#### WHAT IS EXPECTED
Lay out as a numbered list only the lines of the items that begin at the line containing "province-cell: 广东省 [78, 360, 146, 380]" and stop after the line containing "city-cell: 汕头市 [396, 360, 440, 380]", leaving out any blank lines.

#### Layout annotation data

[start]

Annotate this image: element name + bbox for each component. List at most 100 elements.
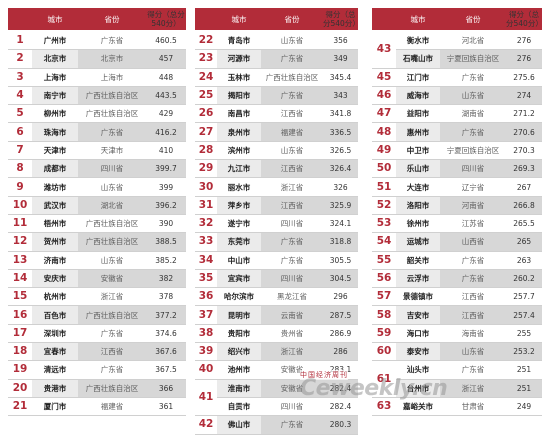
province-cell: 广东省 [78, 360, 146, 380]
city-cell: 清远市 [32, 360, 78, 380]
table-row: 33 东莞市 广东省 318.8 [195, 232, 358, 252]
header-rank [372, 8, 396, 32]
table-row: 8 成都市 四川省 399.7 [8, 159, 186, 179]
city-cell: 中卫市 [396, 141, 440, 161]
city-cell: 柳州市 [32, 104, 78, 124]
score-cell: 296 [323, 287, 358, 307]
province-cell: 云南省 [261, 305, 323, 325]
province-cell: 广东省 [261, 415, 323, 435]
province-cell: 广西壮族自治区 [78, 305, 146, 325]
table-row: 50 乐山市 四川省 269.3 [372, 159, 542, 179]
city-cell: 汕头市 [396, 360, 440, 380]
province-cell: 四川省 [261, 214, 323, 234]
score-cell: 367.5 [146, 360, 186, 380]
rank-cell: 53 [372, 214, 396, 234]
city-cell: 云浮市 [396, 269, 440, 289]
city-cell: 昆明市 [217, 305, 261, 325]
province-cell: 江西省 [440, 287, 506, 307]
province-cell: 四川省 [440, 159, 506, 179]
city-cell: 玉林市 [217, 68, 261, 87]
table-row: 10 武汉市 湖北省 396.2 [8, 196, 186, 215]
header-score: 得分（总分540分） [146, 8, 186, 32]
score-cell: 366 [146, 379, 186, 398]
city-cell: 贵阳市 [217, 324, 261, 344]
table-row: 39 绍兴市 浙江省 286 [195, 342, 358, 362]
ranking-table-3: 城市 省份 得分（总分540分） 43 衡水市 河北省 276 石嘴山市 宁夏回族自治区 2… [372, 8, 542, 417]
table-row: 53 徐州市 江苏省 265.5 [372, 214, 542, 234]
city-cell: 台州市 [396, 379, 440, 398]
city-cell: 石嘴山市 [396, 49, 440, 69]
city-cell: 洛阳市 [396, 196, 440, 215]
score-cell: 274 [506, 86, 542, 106]
score-cell: 267 [506, 177, 542, 197]
table-header-row: 城市 省份 得分（总分540分） [195, 8, 358, 32]
province-cell: 福建省 [261, 122, 323, 142]
province-cell: 河北省 [440, 31, 506, 51]
city-cell: 滨州市 [217, 141, 261, 161]
score-cell: 349 [323, 49, 358, 69]
table-row: 5 柳州市 广西壮族自治区 429 [8, 104, 186, 124]
province-cell: 江西省 [78, 342, 146, 362]
score-cell: 270.6 [506, 122, 542, 142]
header-city: 城市 [396, 8, 440, 32]
table-row: 24 玉林市 广西壮族自治区 345.4 [195, 68, 358, 87]
rank-cell: 45 [372, 68, 396, 87]
table-row: 6 珠海市 广东省 416.2 [8, 122, 186, 142]
province-cell: 江西省 [261, 196, 323, 215]
score-cell: 276 [506, 49, 542, 69]
province-cell: 广西壮族自治区 [261, 68, 323, 87]
score-cell: 377.2 [146, 305, 186, 325]
score-cell: 305.5 [323, 251, 358, 270]
score-cell: 251 [506, 379, 542, 398]
rank-cell: 30 [195, 177, 217, 197]
city-cell: 江门市 [396, 68, 440, 87]
province-cell: 广东省 [261, 86, 323, 106]
city-cell: 佛山市 [217, 415, 261, 435]
province-cell: 湖北省 [78, 196, 146, 215]
score-cell: 271.2 [506, 104, 542, 124]
city-cell: 泉州市 [217, 122, 261, 142]
rank-cell: 37 [195, 305, 217, 325]
rank-cell: 17 [8, 324, 32, 344]
table-row: 61 汕头市 广东省 251 [372, 360, 542, 398]
city-cell: 南宁市 [32, 86, 78, 106]
table-header-row: 城市 省份 得分（总分540分） [8, 8, 186, 32]
score-cell: 460.5 [146, 31, 186, 51]
city-cell: 济南市 [32, 251, 78, 270]
city-cell: 揭阳市 [217, 86, 261, 106]
table-row: 13 济南市 山东省 385.2 [8, 251, 186, 270]
province-cell: 四川省 [78, 159, 146, 179]
rank-cell: 1 [8, 31, 32, 51]
score-cell: 304.5 [323, 269, 358, 289]
header-province: 省份 [440, 8, 506, 32]
province-cell: 广西壮族自治区 [78, 104, 146, 124]
table-row: 12 贺州市 广西壮族自治区 388.5 [8, 232, 186, 252]
province-cell: 山东省 [78, 177, 146, 197]
score-cell: 325.9 [323, 196, 358, 215]
table-row: 54 运城市 山西省 265 [372, 232, 542, 252]
table-row: 22 青岛市 山东省 356 [195, 31, 358, 51]
score-cell: 318.8 [323, 232, 358, 252]
table-row: 19 清远市 广东省 367.5 [8, 360, 186, 380]
rank-cell: 38 [195, 324, 217, 344]
score-cell: 255 [506, 324, 542, 344]
city-cell: 池州市 [217, 360, 261, 380]
score-cell: 270.3 [506, 141, 542, 161]
province-cell: 广东省 [440, 251, 506, 270]
province-cell: 广东省 [440, 360, 506, 380]
rank-cell: 10 [8, 196, 32, 215]
table-row: 47 益阳市 湖南省 271.2 [372, 104, 542, 124]
city-cell: 贺州市 [32, 232, 78, 252]
table-row: 18 宜春市 江西省 367.6 [8, 342, 186, 362]
score-cell: 367.6 [146, 342, 186, 362]
city-cell: 成都市 [32, 159, 78, 179]
score-cell: 276 [506, 31, 542, 51]
table-row: 30 丽水市 浙江省 326 [195, 177, 358, 197]
province-cell: 江苏省 [440, 214, 506, 234]
score-cell: 251 [506, 360, 542, 380]
rank-cell: 27 [195, 122, 217, 142]
rank-cell: 20 [8, 379, 32, 398]
rank-cell: 24 [195, 68, 217, 87]
city-cell: 吉安市 [396, 305, 440, 325]
score-cell: 269.3 [506, 159, 542, 179]
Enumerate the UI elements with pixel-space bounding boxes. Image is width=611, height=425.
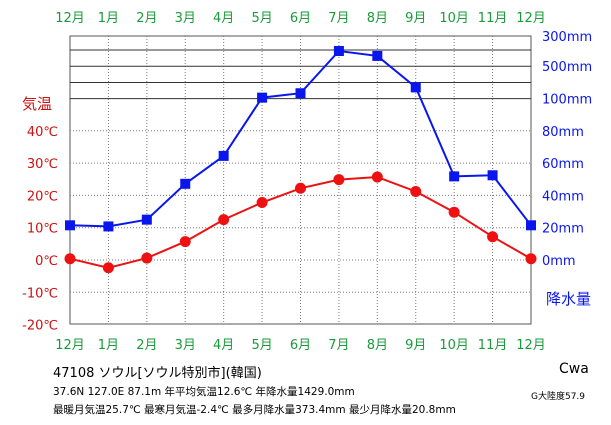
temp-tick-label: -20℃ [22, 319, 58, 334]
month-label-bottom: 12月 [516, 338, 546, 353]
axis-layer: 12月 12月 1月 1月 2月 2月 3月 3月 4月 4月 5月 5月 6月 6月 7月 7月 8月 8月 9月… [22, 11, 592, 353]
month-label-bottom: 7月 [328, 338, 349, 353]
grid-layer [69, 35, 532, 325]
temp-tick-label: 0℃ [35, 254, 58, 269]
month-label-bottom: 10月 [439, 338, 469, 353]
temperature-point [448, 206, 460, 218]
precip-tick-label: 0mm [542, 254, 576, 269]
month-label-top: 12月 [55, 11, 85, 26]
station-title: 47108 ソウル[ソウル特別市](韓国) [53, 366, 262, 381]
month-label-bottom: 4月 [213, 338, 234, 353]
temperature-point [218, 214, 230, 226]
precipitation-point [333, 46, 344, 57]
temperature-point [525, 253, 537, 265]
month-label-top: 1月 [98, 11, 119, 26]
precipitation-point [103, 221, 114, 232]
month-label-top: 10月 [439, 11, 469, 26]
precip-tick-label: 20mm [542, 222, 584, 237]
precipitation-point [487, 170, 498, 181]
month-label-bottom: 3月 [175, 338, 196, 353]
temp-tick-label: 20℃ [27, 189, 58, 204]
climate-chart: 12月 12月 1月 1月 2月 2月 3月 3月 4月 4月 5月 5月 6月 6月 7月 7月 8月 8月 9月… [22, 11, 592, 353]
month-label-top: 4月 [213, 11, 234, 26]
temp-tick-label: 30℃ [27, 157, 58, 172]
precipitation-point [218, 150, 229, 161]
precipitation-point [526, 220, 536, 231]
temperature-point [102, 262, 114, 274]
month-label-bottom: 6月 [290, 338, 311, 353]
precipitation-point [257, 92, 268, 103]
precip-tick-label-upper: 300mm [542, 30, 592, 45]
station-extremes: 最暖月気温25.7℃ 最寒月気温-2.4℃ 最多月降水量373.4mm 最少月降… [53, 404, 456, 416]
temperature-point [371, 171, 383, 183]
series-layer [64, 46, 537, 274]
temperature-point [410, 186, 422, 198]
climate-class: Cwa [559, 361, 589, 377]
temperature-point [333, 174, 345, 186]
month-label-bottom: 9月 [405, 338, 426, 353]
precip-axis-title: 降水量 [546, 290, 591, 308]
precip-tick-label: 80mm [542, 125, 584, 140]
month-label-top: 9月 [405, 11, 426, 26]
month-label-top: 7月 [328, 11, 349, 26]
precip-tick-label-upper: 500mm [542, 60, 592, 75]
month-label-top: 3月 [175, 11, 196, 26]
precipitation-point [410, 82, 421, 93]
temp-tick-label: -10℃ [22, 286, 58, 301]
temperature-point [295, 182, 306, 194]
precipitation-point [141, 214, 152, 225]
temperature-point [179, 236, 191, 248]
precip-tick-label: 100mm [542, 93, 592, 108]
temperature-point [256, 197, 268, 209]
precipitation-point [65, 220, 75, 231]
precip-tick-label: 60mm [542, 157, 584, 172]
month-label-top: 11月 [478, 11, 508, 26]
month-label-top: 12月 [516, 11, 546, 26]
precipitation-point [449, 171, 460, 182]
precip-tick-label: 40mm [542, 189, 584, 204]
month-label-top: 5月 [251, 11, 272, 26]
month-label-bottom: 2月 [136, 338, 157, 353]
precipitation-point [180, 178, 191, 189]
temp-axis-title: 気温 [22, 95, 52, 113]
month-label-top: 2月 [136, 11, 157, 26]
precipitation-point [295, 88, 306, 99]
temp-tick-label: 10℃ [27, 222, 58, 237]
temperature-point [141, 252, 153, 264]
temp-tick-label: 40℃ [27, 125, 58, 140]
station-summary: 37.6N 127.0E 87.1m 年平均気温12.6℃ 年降水量1429.0… [53, 386, 355, 398]
month-label-bottom: 8月 [367, 338, 388, 353]
month-label-bottom: 1月 [98, 338, 119, 353]
month-label-bottom: 5月 [251, 338, 272, 353]
precipitation-point [372, 50, 383, 61]
month-label-top: 6月 [290, 11, 311, 26]
temperature-point [487, 231, 499, 243]
month-label-bottom: 12月 [55, 338, 85, 353]
month-label-top: 8月 [367, 11, 388, 26]
month-label-bottom: 11月 [478, 338, 508, 353]
continentality-index: G大陸度57.9 [531, 392, 586, 402]
temperature-point [64, 253, 76, 265]
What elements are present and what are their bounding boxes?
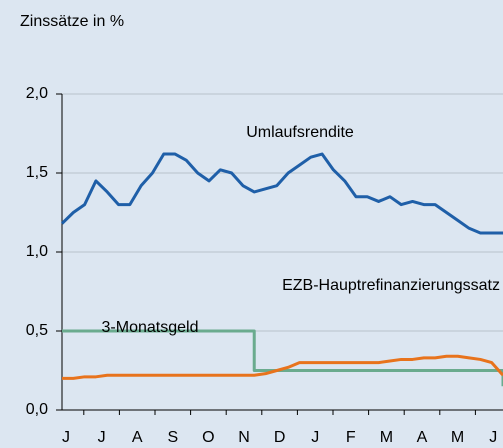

[end]

#### CORRECT OUTPUT
1. province-cell: 广东省 [78, 360, 146, 380]
2. city-cell: 清远市 [32, 360, 78, 380]
3. table-row: 33 东莞市 广东省 318.8 [195, 232, 358, 252]
4. header-rank [372, 8, 396, 32]
5. table-row: 8 成都市 四川省 399.7 [8, 159, 186, 179]
6. city-cell: 中卫市 [396, 141, 440, 161]
7. city-cell: 柳州市 [32, 104, 78, 124]
8. score-cell: 296 [323, 287, 358, 307]
9. province-cell: 云南省 [261, 305, 323, 325]
10. province-cell: 广东省 [261, 415, 323, 435]
11. province-cell: 广西壮族自治区 [78, 305, 146, 325]
12. table-row: 50 乐山市 四川省 269.3 [372, 159, 542, 179]
13. city-cell: 汕头市 [396, 360, 440, 380]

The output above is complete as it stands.